TASK DETAILS: Take the material below and write it all out again exactly.

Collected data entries
....

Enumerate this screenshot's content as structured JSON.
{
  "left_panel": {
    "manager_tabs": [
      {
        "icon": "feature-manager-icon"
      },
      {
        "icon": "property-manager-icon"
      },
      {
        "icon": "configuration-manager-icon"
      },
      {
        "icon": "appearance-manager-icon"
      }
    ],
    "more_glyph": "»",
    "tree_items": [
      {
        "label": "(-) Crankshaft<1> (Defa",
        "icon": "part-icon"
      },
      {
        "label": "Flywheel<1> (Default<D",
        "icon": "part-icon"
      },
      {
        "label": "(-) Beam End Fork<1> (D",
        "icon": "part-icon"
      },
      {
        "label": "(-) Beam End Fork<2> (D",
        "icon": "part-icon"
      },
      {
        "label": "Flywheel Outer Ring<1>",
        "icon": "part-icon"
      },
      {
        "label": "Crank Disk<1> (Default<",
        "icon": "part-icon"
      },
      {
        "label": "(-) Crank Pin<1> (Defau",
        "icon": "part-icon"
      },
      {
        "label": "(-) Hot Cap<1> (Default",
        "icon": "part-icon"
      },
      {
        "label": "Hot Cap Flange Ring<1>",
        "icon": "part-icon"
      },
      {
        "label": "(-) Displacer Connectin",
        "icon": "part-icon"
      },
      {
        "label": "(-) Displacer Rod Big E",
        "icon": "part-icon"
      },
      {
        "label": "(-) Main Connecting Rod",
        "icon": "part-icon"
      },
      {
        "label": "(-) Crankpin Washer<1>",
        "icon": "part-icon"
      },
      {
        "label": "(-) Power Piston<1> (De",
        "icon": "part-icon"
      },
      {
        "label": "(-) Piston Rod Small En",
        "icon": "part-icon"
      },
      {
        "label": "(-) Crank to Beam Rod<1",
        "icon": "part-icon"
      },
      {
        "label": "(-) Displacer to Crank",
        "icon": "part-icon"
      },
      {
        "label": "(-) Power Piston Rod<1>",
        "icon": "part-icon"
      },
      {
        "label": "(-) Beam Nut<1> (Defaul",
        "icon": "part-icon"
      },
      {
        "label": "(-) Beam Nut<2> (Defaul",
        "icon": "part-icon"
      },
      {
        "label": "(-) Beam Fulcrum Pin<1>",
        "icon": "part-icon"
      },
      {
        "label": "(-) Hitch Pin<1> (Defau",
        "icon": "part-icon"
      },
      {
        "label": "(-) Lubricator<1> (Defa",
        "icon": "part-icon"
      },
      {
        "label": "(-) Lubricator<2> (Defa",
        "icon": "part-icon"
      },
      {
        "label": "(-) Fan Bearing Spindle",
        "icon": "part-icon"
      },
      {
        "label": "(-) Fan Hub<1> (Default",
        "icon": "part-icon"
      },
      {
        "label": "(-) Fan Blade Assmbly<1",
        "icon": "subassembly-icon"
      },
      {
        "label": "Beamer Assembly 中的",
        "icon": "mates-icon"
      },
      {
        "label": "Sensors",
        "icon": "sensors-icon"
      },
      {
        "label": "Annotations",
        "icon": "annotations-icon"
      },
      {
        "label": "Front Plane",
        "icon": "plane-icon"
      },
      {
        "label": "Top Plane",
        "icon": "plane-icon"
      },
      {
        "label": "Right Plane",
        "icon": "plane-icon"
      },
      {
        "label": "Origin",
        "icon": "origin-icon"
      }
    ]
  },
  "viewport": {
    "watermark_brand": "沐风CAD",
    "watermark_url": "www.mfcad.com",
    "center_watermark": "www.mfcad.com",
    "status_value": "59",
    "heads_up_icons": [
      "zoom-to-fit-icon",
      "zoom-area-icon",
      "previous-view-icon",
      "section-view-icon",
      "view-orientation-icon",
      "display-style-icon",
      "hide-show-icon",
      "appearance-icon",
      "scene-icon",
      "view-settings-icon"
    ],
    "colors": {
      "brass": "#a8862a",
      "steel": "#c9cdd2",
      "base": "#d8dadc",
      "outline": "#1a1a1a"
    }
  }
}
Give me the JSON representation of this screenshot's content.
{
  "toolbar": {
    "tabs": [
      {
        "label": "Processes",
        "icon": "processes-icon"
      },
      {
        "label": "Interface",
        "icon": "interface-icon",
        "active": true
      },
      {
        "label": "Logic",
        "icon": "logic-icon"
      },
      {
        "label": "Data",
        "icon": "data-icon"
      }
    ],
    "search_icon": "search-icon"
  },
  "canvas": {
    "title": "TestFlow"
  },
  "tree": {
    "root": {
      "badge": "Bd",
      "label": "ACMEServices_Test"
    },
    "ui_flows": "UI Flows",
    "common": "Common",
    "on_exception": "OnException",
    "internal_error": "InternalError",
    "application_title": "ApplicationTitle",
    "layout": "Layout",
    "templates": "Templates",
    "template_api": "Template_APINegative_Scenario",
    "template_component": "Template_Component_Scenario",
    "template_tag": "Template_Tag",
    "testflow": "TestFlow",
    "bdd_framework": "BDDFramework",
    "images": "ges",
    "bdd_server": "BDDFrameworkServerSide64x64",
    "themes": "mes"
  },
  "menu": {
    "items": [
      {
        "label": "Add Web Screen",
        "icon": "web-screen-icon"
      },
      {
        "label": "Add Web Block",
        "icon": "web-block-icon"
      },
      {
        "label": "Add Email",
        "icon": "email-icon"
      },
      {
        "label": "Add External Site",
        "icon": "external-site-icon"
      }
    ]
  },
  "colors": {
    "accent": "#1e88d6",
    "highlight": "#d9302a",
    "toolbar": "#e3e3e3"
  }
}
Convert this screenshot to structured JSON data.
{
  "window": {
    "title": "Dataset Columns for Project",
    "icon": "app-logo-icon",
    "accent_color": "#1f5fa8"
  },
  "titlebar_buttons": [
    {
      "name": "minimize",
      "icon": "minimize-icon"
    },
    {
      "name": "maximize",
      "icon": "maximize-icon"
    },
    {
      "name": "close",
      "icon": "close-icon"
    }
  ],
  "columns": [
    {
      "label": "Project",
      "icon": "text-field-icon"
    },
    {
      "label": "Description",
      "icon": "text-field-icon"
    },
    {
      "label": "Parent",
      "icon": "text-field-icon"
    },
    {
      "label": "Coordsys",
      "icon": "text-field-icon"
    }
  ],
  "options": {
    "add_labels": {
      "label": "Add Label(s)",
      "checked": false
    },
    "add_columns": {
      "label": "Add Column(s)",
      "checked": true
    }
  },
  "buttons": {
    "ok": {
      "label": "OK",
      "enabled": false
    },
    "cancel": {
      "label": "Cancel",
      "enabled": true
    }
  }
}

....

THE SOLUTION:
Enumerate this screenshot's content as structured JSON.
{
  "left_panel": {
    "manager_tabs": [
      {
        "icon": "feature-manager-icon"
      },
      {
        "icon": "property-manager-icon"
      },
      {
        "icon": "configuration-manager-icon"
      },
      {
        "icon": "appearance-manager-icon"
      }
    ],
    "more_glyph": "»",
    "tree_items": [
      {
        "label": "(-) Crankshaft<1> (Defa",
        "icon": "part-icon"
      },
      {
        "label": "Flywheel<1> (Default<D",
        "icon": "part-icon"
      },
      {
        "label": "(-) Beam End Fork<1> (D",
        "icon": "part-icon"
      },
      {
        "label": "(-) Beam End Fork<2> (D",
        "icon": "part-icon"
      },
      {
        "label": "Flywheel Outer Ring<1>",
        "icon": "part-icon"
      },
      {
        "label": "Crank Disk<1> (Default<",
        "icon": "part-icon"
      },
      {
        "label": "(-) Crank Pin<1> (Defau",
        "icon": "part-icon"
      },
      {
        "label": "(-) Hot Cap<1> (Default",
        "icon": "part-icon"
      },
      {
        "label": "Hot Cap Flange Ring<1>",
        "icon": "part-icon"
      },
      {
        "label": "(-) Displacer Connectin",
        "icon": "part-icon"
      },
      {
        "label": "(-) Displacer Rod Big E",
        "icon": "part-icon"
      },
      {
        "label": "(-) Main Connecting Rod",
        "icon": "part-icon"
      },
      {
        "label": "(-) Crankpin Washer<1>",
        "icon": "part-icon"
      },
      {
        "label": "(-) Power Piston<1> (De",
        "icon": "part-icon"
      },
      {
        "label": "(-) Piston Rod Small En",
        "icon": "part-icon"
      },
      {
        "label": "(-) Crank to Beam Rod<1",
        "icon": "part-icon"
      },
      {
        "label": "(-) Displacer to Crank",
        "icon": "part-icon"
      },
      {
        "label": "(-) Power Piston Rod<1>",
        "icon": "part-icon"
      },
      {
        "label": "(-) Beam Nut<1> (Defaul",
        "icon": "part-icon"
      },
      {
        "label": "(-) Beam Nut<2> (Defaul",
        "icon": "part-icon"
      },
      {
        "label": "(-) Beam Fulcrum Pin<1>",
        "icon": "part-icon"
      },
      {
        "label": "(-) Hitch Pin<1> (Defau",
        "icon": "part-icon"
      },
      {
        "label": "(-) Lubricator<1> (Defa",
        "icon": "part-icon"
      },
      {
        "label": "(-) Lubricator<2> (Defa",
        "icon": "part-icon"
      },
      {
        "label": "(-) Fan Bearing Spindle",
        "icon": "part-icon"
      },
      {
        "label": "(-) Fan Hub<1> (Default",
        "icon": "part-icon"
      },
      {
        "label": "(-) Fan Blade Assmbly<1",
        "icon": "subassembly-icon"
      },
      {
        "label": "Beamer Assembly 中的",
        "icon": "mates-icon"
      },
      {
        "label": "Sensors",
        "icon": "sensors-icon"
      },
      {
        "label": "Annotations",
        "icon": "annotations-icon"
      },
      {
        "label": "Front Plane",
        "icon": "plane-icon"
      },
      {
        "label": "Top Plane",
        "icon": "plane-icon"
      },
      {
        "label": "Right Plane",
        "icon": "plane-icon"
      },
      {
        "label": "Origin",
        "icon": "origin-icon"
      }
    ]
  },
  "viewport": {
    "watermark_brand": "沐风CAD",
    "watermark_url": "www.mfcad.com",
    "center_watermark": "www.mfcad.com",
    "status_value": "59",
    "heads_up_icons": [
      "zoom-to-fit-icon",
      "zoom-area-icon",
      "previous-view-icon",
      "section-view-icon",
      "view-orientation-icon",
      "display-style-icon",
      "hide-show-icon",
      "appearance-icon",
      "scene-icon",
      "view-settings-icon"
    ],
    "colors": {
      "brass": "#a8862a",
      "steel": "#c9cdd2",
      "base": "#d8dadc",
      "outline": "#1a1a1a"
    }
  }
}
Give me the JSON representation of this screenshot's content.
{
  "toolbar": {
    "tabs": [
      {
        "label": "Processes",
        "icon": "processes-icon"
      },
      {
        "label": "Interface",
        "icon": "interface-icon",
        "active": true
      },
      {
        "label": "Logic",
        "icon": "logic-icon"
      },
      {
        "label": "Data",
        "icon": "data-icon"
      }
    ],
    "search_icon": "search-icon"
  },
  "canvas": {
    "title": "TestFlow"
  },
  "tree": {
    "root": {
      "badge": "Bd",
      "label": "ACMEServices_Test"
    },
    "ui_flows": "UI Flows",
    "common": "Common",
    "on_exception": "OnException",
    "internal_error": "InternalError",
    "application_title": "ApplicationTitle",
    "layout": "Layout",
    "templates": "Templates",
    "template_api": "Template_APINegative_Scenario",
    "template_component": "Template_Component_Scenario",
    "template_tag": "Template_Tag",
    "testflow": "TestFlow",
    "bdd_framework": "BDDFramework",
    "images": "ges",
    "bdd_server": "BDDFrameworkServerSide64x64",
    "themes": "mes"
  },
  "menu": {
    "items": [
      {
        "label": "Add Web Screen",
        "icon": "web-screen-icon"
      },
      {
        "label": "Add Web Block",
        "icon": "web-block-icon"
      },
      {
        "label": "Add Email",
        "icon": "email-icon"
      },
      {
        "label": "Add External Site",
        "icon": "external-site-icon"
      }
    ]
  },
  "colors": {
    "accent": "#1e88d6",
    "highlight": "#d9302a",
    "toolbar": "#e3e3e3"
  }
}
Convert this screenshot to structured JSON data.
{
  "window": {
    "title": "Dataset Columns for Project",
    "icon": "app-logo-icon",
    "accent_color": "#1f5fa8"
  },
  "titlebar_buttons": [
    {
      "name": "minimize",
      "icon": "minimize-icon"
    },
    {
      "name": "maximize",
      "icon": "maximize-icon"
    },
    {
      "name": "close",
      "icon": "close-icon"
    }
  ],
  "columns": [
    {
      "label": "Project",
      "icon": "text-field-icon"
    },
    {
      "label": "Description",
      "icon": "text-field-icon"
    },
    {
      "label": "Parent",
      "icon": "text-field-icon"
    },
    {
      "label": "Coordsys",
      "icon": "text-field-icon"
    }
  ],
  "options": {
    "add_labels": {
      "label": "Add Label(s)",
      "checked": false
    },
    "add_columns": {
      "label": "Add Column(s)",
      "checked": true
    }
  },
  "buttons": {
    "ok": {
      "label": "OK",
      "enabled": false
    },
    "cancel": {
      "label": "Cancel",
      "enabled": true
    }
  }
}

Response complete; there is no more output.